=== To be done ===
Look for the string "chevron" and copy every line that has it.

Stored data entries
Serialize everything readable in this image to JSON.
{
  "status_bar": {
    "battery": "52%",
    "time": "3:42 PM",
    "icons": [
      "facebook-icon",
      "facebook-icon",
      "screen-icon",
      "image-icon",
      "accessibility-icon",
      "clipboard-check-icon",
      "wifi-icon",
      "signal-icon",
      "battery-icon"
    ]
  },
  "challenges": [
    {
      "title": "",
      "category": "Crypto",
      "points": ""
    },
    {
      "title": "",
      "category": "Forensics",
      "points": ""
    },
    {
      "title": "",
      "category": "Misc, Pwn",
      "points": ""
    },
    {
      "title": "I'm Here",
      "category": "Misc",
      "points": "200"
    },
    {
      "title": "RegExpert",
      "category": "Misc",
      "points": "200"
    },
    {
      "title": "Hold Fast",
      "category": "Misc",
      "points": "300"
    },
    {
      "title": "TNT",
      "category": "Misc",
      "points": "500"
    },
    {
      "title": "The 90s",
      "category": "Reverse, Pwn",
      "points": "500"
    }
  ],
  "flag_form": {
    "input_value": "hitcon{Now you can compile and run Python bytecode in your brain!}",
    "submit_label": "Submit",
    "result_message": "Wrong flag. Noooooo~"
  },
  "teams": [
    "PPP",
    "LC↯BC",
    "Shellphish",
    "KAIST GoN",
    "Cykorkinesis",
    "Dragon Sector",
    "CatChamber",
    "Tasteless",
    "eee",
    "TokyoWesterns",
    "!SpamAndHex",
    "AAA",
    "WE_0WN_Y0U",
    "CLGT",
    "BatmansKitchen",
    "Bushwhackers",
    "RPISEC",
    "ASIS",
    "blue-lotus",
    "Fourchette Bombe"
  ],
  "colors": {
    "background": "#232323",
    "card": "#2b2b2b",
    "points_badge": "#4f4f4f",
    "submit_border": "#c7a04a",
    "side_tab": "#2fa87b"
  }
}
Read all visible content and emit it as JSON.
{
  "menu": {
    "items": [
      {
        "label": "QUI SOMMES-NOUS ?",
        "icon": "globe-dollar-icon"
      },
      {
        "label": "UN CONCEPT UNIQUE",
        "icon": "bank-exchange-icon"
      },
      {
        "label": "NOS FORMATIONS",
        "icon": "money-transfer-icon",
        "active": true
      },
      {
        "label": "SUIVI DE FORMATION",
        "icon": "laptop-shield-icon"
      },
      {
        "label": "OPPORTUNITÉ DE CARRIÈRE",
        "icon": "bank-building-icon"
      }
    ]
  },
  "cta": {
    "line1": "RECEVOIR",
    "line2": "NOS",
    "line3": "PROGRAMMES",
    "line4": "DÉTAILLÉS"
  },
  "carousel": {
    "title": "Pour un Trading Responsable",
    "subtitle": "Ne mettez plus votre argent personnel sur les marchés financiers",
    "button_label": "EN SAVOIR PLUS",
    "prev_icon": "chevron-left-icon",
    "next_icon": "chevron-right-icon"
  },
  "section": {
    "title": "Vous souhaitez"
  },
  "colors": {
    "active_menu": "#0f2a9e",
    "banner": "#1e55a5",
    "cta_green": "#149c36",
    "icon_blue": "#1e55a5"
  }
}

=== Exercise solution ===
    "prev_icon": "chevron-left-icon",
    "next_icon": "chevron-right-icon"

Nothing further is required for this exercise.